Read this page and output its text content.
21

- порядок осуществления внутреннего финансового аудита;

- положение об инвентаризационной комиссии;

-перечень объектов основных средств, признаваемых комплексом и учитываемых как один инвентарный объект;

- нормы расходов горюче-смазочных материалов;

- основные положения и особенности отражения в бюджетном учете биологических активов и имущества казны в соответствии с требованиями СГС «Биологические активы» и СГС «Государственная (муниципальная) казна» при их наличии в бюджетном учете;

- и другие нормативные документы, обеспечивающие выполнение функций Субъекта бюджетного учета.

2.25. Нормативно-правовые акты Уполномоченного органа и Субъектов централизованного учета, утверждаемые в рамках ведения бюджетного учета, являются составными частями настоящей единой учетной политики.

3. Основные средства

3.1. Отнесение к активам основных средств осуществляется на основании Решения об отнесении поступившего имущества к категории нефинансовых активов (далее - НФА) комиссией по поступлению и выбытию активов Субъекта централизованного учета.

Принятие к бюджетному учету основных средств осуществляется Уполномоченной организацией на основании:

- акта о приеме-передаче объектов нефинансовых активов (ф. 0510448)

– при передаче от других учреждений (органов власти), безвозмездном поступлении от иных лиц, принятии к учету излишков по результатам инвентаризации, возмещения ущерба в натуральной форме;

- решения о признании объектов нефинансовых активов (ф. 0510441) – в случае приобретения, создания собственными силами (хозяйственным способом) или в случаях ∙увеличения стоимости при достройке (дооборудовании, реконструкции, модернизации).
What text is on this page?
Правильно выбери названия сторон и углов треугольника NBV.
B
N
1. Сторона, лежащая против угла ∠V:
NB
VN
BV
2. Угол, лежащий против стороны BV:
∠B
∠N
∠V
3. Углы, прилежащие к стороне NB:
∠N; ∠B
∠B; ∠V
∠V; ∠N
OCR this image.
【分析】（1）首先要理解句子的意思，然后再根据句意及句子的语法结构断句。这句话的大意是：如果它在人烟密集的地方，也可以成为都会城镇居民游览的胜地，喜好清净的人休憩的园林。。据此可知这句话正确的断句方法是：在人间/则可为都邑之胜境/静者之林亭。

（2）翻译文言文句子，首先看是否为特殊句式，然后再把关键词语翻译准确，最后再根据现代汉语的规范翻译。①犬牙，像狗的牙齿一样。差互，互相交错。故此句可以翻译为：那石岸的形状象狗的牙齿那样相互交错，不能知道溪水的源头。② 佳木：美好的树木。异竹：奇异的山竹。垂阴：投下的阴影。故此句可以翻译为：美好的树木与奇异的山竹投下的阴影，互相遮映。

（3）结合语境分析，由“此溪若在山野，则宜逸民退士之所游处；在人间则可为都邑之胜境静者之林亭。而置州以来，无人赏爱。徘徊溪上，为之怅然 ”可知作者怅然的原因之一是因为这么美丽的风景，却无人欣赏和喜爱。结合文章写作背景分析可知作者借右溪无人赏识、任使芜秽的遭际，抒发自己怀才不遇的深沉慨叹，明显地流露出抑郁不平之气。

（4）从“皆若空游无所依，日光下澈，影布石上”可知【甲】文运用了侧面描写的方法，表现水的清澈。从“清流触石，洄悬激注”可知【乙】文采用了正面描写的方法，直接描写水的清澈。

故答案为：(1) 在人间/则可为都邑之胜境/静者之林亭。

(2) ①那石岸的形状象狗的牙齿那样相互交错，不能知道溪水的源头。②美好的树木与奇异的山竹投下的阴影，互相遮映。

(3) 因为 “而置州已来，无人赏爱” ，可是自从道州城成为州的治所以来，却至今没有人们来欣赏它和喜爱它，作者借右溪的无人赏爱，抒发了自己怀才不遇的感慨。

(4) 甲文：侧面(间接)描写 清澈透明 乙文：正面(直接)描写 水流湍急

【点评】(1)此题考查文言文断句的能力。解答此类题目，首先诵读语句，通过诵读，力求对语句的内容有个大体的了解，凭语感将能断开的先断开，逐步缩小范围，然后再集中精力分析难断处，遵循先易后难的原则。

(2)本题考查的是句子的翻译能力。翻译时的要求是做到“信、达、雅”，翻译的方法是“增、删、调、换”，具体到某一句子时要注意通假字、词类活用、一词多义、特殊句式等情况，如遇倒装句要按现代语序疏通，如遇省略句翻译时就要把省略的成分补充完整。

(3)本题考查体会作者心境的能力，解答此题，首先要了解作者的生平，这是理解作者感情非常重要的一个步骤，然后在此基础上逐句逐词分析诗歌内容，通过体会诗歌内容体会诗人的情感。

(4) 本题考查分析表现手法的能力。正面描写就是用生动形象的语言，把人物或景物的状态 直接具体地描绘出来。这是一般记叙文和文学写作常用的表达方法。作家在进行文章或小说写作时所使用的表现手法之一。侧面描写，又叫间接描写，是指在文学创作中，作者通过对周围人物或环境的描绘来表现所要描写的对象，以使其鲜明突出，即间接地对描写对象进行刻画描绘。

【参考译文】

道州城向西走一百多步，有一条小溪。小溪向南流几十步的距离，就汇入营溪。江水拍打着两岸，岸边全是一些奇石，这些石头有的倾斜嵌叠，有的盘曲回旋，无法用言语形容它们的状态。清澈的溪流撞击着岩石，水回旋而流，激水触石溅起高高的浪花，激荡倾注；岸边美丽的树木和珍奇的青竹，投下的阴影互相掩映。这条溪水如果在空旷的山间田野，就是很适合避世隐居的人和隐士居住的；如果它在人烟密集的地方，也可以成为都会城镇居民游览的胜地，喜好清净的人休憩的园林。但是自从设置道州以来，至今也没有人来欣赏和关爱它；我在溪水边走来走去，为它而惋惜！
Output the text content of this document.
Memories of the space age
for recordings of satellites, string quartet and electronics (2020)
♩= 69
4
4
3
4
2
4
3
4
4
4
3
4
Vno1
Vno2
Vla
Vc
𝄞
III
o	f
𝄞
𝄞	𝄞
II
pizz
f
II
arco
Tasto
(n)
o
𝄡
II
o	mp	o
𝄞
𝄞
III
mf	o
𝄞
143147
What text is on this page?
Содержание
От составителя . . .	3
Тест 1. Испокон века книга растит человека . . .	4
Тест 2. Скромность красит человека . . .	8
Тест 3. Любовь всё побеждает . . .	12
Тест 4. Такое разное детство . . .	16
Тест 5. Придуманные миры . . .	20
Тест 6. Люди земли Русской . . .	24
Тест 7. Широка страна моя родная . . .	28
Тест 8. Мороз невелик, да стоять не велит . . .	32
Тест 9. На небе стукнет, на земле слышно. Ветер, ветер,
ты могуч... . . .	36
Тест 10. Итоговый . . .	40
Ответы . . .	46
######
## Goal:
Find each line holding the string "против" and copy it out.

## Final answer:
1. Сторона, лежащая против угла ∠V:
2. Угол, лежащий против стороны BV:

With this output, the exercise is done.